- _Do this_: Beneath this task is a listing. State how many of its lines include the string "депозитарные", giving nothing but the number.

- _Supplied material_:
* * * * * * *
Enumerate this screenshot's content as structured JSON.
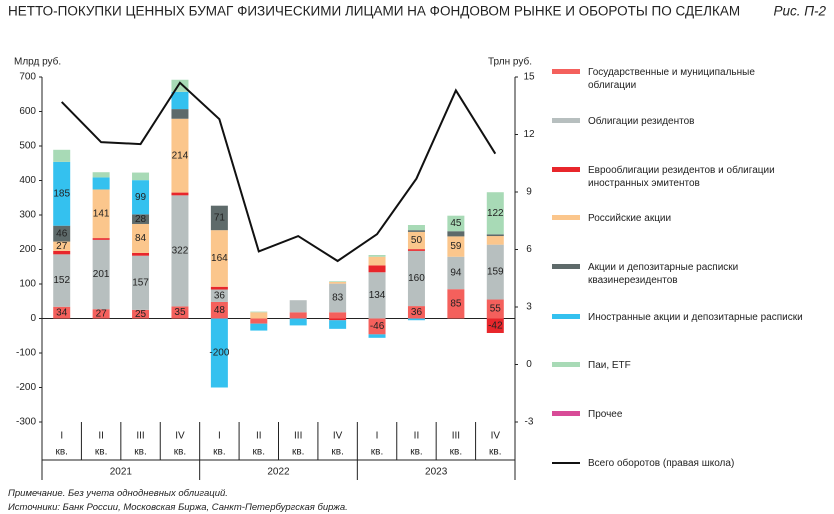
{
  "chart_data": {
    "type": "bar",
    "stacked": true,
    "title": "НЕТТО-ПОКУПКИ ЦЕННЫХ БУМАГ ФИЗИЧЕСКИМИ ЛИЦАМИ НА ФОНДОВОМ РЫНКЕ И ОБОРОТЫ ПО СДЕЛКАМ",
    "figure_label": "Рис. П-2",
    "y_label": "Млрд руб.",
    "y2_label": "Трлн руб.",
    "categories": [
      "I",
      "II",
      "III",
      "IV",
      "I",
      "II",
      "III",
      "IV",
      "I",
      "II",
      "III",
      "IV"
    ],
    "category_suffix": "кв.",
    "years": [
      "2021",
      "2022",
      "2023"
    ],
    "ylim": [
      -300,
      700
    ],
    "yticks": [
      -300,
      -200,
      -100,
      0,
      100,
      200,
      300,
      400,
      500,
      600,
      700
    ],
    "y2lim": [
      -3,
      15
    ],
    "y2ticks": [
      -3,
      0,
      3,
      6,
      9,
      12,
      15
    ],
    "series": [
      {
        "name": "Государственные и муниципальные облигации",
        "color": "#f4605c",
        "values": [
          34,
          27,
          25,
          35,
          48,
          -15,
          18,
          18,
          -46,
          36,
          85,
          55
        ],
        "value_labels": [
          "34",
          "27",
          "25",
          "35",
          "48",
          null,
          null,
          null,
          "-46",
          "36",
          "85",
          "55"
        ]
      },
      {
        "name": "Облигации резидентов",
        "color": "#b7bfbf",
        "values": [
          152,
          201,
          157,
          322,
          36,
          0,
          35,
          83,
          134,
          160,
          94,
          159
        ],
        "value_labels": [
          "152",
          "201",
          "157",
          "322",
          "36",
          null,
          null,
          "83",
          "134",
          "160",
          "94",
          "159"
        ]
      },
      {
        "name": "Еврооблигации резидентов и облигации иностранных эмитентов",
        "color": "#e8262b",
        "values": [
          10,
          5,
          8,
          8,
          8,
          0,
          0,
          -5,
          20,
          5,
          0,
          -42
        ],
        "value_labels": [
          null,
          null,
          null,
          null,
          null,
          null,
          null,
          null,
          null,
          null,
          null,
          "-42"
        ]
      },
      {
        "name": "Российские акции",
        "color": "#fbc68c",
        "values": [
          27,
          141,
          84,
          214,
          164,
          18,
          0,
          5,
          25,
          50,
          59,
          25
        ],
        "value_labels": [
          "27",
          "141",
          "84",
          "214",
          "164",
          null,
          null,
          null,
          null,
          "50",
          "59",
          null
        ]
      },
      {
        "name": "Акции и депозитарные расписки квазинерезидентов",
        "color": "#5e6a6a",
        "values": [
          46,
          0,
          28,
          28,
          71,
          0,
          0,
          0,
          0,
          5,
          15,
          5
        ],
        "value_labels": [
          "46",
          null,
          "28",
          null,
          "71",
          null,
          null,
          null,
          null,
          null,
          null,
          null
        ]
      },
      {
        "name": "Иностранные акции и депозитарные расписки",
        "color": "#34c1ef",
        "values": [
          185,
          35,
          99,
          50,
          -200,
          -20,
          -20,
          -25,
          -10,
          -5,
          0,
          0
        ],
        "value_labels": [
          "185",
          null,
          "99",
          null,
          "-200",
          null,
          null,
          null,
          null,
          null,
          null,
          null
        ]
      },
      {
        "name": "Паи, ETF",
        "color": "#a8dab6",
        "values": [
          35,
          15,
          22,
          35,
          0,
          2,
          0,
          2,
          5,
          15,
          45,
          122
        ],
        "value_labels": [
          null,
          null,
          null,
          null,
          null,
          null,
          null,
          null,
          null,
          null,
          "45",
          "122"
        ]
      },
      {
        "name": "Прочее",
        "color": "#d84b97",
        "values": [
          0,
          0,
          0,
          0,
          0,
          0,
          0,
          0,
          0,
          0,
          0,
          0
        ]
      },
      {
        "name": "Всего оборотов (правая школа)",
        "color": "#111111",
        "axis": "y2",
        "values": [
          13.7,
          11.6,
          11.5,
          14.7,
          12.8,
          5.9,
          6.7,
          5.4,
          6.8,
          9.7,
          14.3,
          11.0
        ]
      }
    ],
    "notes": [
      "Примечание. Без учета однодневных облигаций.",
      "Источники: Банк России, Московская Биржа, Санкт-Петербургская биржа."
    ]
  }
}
* * * * * * *
- _Answer to the exercise_: 2